### Task directions
All entries below are to be set down again, identical to the source.

§

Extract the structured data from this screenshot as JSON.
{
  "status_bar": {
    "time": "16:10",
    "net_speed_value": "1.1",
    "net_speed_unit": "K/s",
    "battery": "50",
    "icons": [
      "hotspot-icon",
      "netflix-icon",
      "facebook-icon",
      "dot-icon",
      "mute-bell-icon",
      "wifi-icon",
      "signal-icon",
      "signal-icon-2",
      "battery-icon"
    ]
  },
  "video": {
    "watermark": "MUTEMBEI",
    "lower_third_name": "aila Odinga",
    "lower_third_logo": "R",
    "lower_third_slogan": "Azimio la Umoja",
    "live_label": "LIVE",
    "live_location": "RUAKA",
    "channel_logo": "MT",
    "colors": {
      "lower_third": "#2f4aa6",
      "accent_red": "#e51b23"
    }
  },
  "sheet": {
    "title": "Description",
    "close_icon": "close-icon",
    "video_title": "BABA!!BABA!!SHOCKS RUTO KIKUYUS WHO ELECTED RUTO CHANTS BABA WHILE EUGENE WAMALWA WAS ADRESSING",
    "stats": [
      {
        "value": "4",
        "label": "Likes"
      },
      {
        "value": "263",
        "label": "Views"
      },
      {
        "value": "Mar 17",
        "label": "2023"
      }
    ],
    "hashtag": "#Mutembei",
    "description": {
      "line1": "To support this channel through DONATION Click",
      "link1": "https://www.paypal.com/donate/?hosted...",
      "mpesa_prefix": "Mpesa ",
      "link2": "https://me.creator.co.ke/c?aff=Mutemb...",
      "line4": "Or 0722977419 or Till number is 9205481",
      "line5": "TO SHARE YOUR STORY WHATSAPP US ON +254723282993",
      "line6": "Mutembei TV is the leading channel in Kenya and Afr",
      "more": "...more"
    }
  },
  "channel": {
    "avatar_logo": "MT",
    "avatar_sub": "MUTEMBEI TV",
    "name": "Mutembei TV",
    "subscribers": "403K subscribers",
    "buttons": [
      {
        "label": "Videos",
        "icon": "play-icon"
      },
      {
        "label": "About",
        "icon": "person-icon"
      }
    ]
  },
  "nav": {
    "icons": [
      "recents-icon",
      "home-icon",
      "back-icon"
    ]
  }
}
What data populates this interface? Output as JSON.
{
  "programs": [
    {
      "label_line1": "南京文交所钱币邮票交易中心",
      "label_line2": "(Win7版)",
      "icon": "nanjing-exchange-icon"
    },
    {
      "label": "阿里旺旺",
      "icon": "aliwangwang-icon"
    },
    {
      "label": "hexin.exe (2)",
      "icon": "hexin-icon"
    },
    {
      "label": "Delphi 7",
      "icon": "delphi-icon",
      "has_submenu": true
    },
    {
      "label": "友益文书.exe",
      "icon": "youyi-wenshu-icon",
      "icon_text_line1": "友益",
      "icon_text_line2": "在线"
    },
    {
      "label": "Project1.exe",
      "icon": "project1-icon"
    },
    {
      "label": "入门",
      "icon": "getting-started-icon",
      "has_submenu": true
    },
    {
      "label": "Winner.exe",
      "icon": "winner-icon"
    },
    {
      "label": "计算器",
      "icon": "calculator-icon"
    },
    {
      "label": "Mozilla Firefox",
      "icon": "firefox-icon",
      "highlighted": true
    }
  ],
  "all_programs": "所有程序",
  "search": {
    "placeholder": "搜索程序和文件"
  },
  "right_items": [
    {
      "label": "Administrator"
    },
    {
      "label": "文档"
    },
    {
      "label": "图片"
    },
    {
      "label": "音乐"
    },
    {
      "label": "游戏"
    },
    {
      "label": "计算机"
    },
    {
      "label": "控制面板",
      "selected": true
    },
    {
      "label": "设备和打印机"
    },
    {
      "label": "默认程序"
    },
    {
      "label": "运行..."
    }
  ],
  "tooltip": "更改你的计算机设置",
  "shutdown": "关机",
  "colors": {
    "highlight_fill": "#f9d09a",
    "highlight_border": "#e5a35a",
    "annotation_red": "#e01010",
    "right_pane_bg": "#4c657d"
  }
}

§

### The completed task
Extract the structured data from this screenshot as JSON.
{
  "status_bar": {
    "time": "16:10",
    "net_speed_value": "1.1",
    "net_speed_unit": "K/s",
    "battery": "50",
    "icons": [
      "hotspot-icon",
      "netflix-icon",
      "facebook-icon",
      "dot-icon",
      "mute-bell-icon",
      "wifi-icon",
      "signal-icon",
      "signal-icon-2",
      "battery-icon"
    ]
  },
  "video": {
    "watermark": "MUTEMBEI",
    "lower_third_name": "aila Odinga",
    "lower_third_logo": "R",
    "lower_third_slogan": "Azimio la Umoja",
    "live_label": "LIVE",
    "live_location": "RUAKA",
    "channel_logo": "MT",
    "colors": {
      "lower_third": "#2f4aa6",
      "accent_red": "#e51b23"
    }
  },
  "sheet": {
    "title": "Description",
    "close_icon": "close-icon",
    "video_title": "BABA!!BABA!!SHOCKS RUTO KIKUYUS WHO ELECTED RUTO CHANTS BABA WHILE EUGENE WAMALWA WAS ADRESSING",
    "stats": [
      {
        "value": "4",
        "label": "Likes"
      },
      {
        "value": "263",
        "label": "Views"
      },
      {
        "value": "Mar 17",
        "label": "2023"
      }
    ],
    "hashtag": "#Mutembei",
    "description": {
      "line1": "To support this channel through DONATION Click",
      "link1": "https://www.paypal.com/donate/?hosted...",
      "mpesa_prefix": "Mpesa ",
      "link2": "https://me.creator.co.ke/c?aff=Mutemb...",
      "line4": "Or 0722977419 or Till number is 9205481",
      "line5": "TO SHARE YOUR STORY WHATSAPP US ON +254723282993",
      "line6": "Mutembei TV is the leading channel in Kenya and Afr",
      "more": "...more"
    }
  },
  "channel": {
    "avatar_logo": "MT",
    "avatar_sub": "MUTEMBEI TV",
    "name": "Mutembei TV",
    "subscribers": "403K subscribers",
    "buttons": [
      {
        "label": "Videos",
        "icon": "play-icon"
      },
      {
        "label": "About",
        "icon": "person-icon"
      }
    ]
  },
  "nav": {
    "icons": [
      "recents-icon",
      "home-icon",
      "back-icon"
    ]
  }
}
What data populates this interface? Output as JSON.
{
  "programs": [
    {
      "label_line1": "南京文交所钱币邮票交易中心",
      "label_line2": "(Win7版)",
      "icon": "nanjing-exchange-icon"
    },
    {
      "label": "阿里旺旺",
      "icon": "aliwangwang-icon"
    },
    {
      "label": "hexin.exe (2)",
      "icon": "hexin-icon"
    },
    {
      "label": "Delphi 7",
      "icon": "delphi-icon",
      "has_submenu": true
    },
    {
      "label": "友益文书.exe",
      "icon": "youyi-wenshu-icon",
      "icon_text_line1": "友益",
      "icon_text_line2": "在线"
    },
    {
      "label": "Project1.exe",
      "icon": "project1-icon"
    },
    {
      "label": "入门",
      "icon": "getting-started-icon",
      "has_submenu": true
    },
    {
      "label": "Winner.exe",
      "icon": "winner-icon"
    },
    {
      "label": "计算器",
      "icon": "calculator-icon"
    },
    {
      "label": "Mozilla Firefox",
      "icon": "firefox-icon",
      "highlighted": true
    }
  ],
  "all_programs": "所有程序",
  "search": {
    "placeholder": "搜索程序和文件"
  },
  "right_items": [
    {
      "label": "Administrator"
    },
    {
      "label": "文档"
    },
    {
      "label": "图片"
    },
    {
      "label": "音乐"
    },
    {
      "label": "游戏"
    },
    {
      "label": "计算机"
    },
    {
      "label": "控制面板",
      "selected": true
    },
    {
      "label": "设备和打印机"
    },
    {
      "label": "默认程序"
    },
    {
      "label": "运行..."
    }
  ],
  "tooltip": "更改你的计算机设置",
  "shutdown": "关机",
  "colors": {
    "highlight_fill": "#f9d09a",
    "highlight_border": "#e5a35a",
    "annotation_red": "#e01010",
    "right_pane_bg": "#4c657d"
  }
}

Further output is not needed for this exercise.